══ RECORDED DATA

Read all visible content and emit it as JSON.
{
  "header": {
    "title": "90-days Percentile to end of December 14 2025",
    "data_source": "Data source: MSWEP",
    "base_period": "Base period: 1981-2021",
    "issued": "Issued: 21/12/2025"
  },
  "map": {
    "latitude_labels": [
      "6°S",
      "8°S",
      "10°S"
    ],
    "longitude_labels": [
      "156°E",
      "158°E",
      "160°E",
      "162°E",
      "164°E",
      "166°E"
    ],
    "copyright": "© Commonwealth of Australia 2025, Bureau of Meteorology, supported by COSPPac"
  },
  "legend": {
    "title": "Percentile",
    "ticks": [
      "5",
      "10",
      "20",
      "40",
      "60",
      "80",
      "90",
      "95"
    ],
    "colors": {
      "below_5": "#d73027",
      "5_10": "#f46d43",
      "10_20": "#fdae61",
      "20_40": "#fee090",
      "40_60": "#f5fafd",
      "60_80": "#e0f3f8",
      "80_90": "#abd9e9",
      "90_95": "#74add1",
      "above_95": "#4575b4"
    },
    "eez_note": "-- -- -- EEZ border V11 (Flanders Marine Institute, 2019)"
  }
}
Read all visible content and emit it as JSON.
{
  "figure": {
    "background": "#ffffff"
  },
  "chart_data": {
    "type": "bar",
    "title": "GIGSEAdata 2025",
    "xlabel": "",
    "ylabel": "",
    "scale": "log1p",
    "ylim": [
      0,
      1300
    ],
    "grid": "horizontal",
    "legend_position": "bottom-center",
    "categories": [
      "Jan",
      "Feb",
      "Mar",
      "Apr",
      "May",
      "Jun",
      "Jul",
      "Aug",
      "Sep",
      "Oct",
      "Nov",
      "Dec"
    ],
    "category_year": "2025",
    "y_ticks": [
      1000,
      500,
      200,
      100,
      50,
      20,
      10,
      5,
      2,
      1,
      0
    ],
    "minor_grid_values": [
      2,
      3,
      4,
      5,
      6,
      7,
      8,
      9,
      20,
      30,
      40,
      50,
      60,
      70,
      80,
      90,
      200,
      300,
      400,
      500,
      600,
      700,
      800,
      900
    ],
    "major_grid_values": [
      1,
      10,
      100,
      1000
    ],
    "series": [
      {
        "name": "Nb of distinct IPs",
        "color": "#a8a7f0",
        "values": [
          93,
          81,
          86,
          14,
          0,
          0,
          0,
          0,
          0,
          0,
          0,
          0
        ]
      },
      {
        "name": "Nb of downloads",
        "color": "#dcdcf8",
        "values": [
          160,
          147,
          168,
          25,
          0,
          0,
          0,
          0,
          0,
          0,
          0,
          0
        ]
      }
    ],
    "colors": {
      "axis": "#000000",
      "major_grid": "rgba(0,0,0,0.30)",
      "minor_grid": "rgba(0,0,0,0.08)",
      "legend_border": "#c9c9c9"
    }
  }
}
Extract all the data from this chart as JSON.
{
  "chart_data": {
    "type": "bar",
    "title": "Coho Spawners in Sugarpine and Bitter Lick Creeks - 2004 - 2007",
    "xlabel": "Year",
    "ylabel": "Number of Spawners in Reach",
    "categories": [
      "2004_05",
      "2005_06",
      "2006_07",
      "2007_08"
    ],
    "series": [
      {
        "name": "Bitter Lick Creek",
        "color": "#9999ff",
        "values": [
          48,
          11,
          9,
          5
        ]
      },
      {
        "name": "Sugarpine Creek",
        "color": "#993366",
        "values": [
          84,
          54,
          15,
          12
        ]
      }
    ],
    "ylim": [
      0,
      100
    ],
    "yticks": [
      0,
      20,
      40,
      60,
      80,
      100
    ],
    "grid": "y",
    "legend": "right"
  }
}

════

WHAT YOU SHOULD DO: Output every entry shown above, exactly.

FINAL RESULT:
Read all visible content and emit it as JSON.
{
  "header": {
    "title": "90-days Percentile to end of December 14 2025",
    "data_source": "Data source: MSWEP",
    "base_period": "Base period: 1981-2021",
    "issued": "Issued: 21/12/2025"
  },
  "map": {
    "latitude_labels": [
      "6°S",
      "8°S",
      "10°S"
    ],
    "longitude_labels": [
      "156°E",
      "158°E",
      "160°E",
      "162°E",
      "164°E",
      "166°E"
    ],
    "copyright": "© Commonwealth of Australia 2025, Bureau of Meteorology, supported by COSPPac"
  },
  "legend": {
    "title": "Percentile",
    "ticks": [
      "5",
      "10",
      "20",
      "40",
      "60",
      "80",
      "90",
      "95"
    ],
    "colors": {
      "below_5": "#d73027",
      "5_10": "#f46d43",
      "10_20": "#fdae61",
      "20_40": "#fee090",
      "40_60": "#f5fafd",
      "60_80": "#e0f3f8",
      "80_90": "#abd9e9",
      "90_95": "#74add1",
      "above_95": "#4575b4"
    },
    "eez_note": "-- -- -- EEZ border V11 (Flanders Marine Institute, 2019)"
  }
}
Read all visible content and emit it as JSON.
{
  "figure": {
    "background": "#ffffff"
  },
  "chart_data": {
    "type": "bar",
    "title": "GIGSEAdata 2025",
    "xlabel": "",
    "ylabel": "",
    "scale": "log1p",
    "ylim": [
      0,
      1300
    ],
    "grid": "horizontal",
    "legend_position": "bottom-center",
    "categories": [
      "Jan",
      "Feb",
      "Mar",
      "Apr",
      "May",
      "Jun",
      "Jul",
      "Aug",
      "Sep",
      "Oct",
      "Nov",
      "Dec"
    ],
    "category_year": "2025",
    "y_ticks": [
      1000,
      500,
      200,
      100,
      50,
      20,
      10,
      5,
      2,
      1,
      0
    ],
    "minor_grid_values": [
      2,
      3,
      4,
      5,
      6,
      7,
      8,
      9,
      20,
      30,
      40,
      50,
      60,
      70,
      80,
      90,
      200,
      300,
      400,
      500,
      600,
      700,
      800,
      900
    ],
    "major_grid_values": [
      1,
      10,
      100,
      1000
    ],
    "series": [
      {
        "name": "Nb of distinct IPs",
        "color": "#a8a7f0",
        "values": [
          93,
          81,
          86,
          14,
          0,
          0,
          0,
          0,
          0,
          0,
          0,
          0
        ]
      },
      {
        "name": "Nb of downloads",
        "color": "#dcdcf8",
        "values": [
          160,
          147,
          168,
          25,
          0,
          0,
          0,
          0,
          0,
          0,
          0,
          0
        ]
      }
    ],
    "colors": {
      "axis": "#000000",
      "major_grid": "rgba(0,0,0,0.30)",
      "minor_grid": "rgba(0,0,0,0.08)",
      "legend_border": "#c9c9c9"
    }
  }
}
Extract all the data from this chart as JSON.
{
  "chart_data": {
    "type": "bar",
    "title": "Coho Spawners in Sugarpine and Bitter Lick Creeks - 2004 - 2007",
    "xlabel": "Year",
    "ylabel": "Number of Spawners in Reach",
    "categories": [
      "2004_05",
      "2005_06",
      "2006_07",
      "2007_08"
    ],
    "series": [
      {
        "name": "Bitter Lick Creek",
        "color": "#9999ff",
        "values": [
          48,
          11,
          9,
          5
        ]
      },
      {
        "name": "Sugarpine Creek",
        "color": "#993366",
        "values": [
          84,
          54,
          15,
          12
        ]
      }
    ],
    "ylim": [
      0,
      100
    ],
    "yticks": [
      0,
      20,
      40,
      60,
      80,
      100
    ],
    "grid": "y",
    "legend": "right"
  }
}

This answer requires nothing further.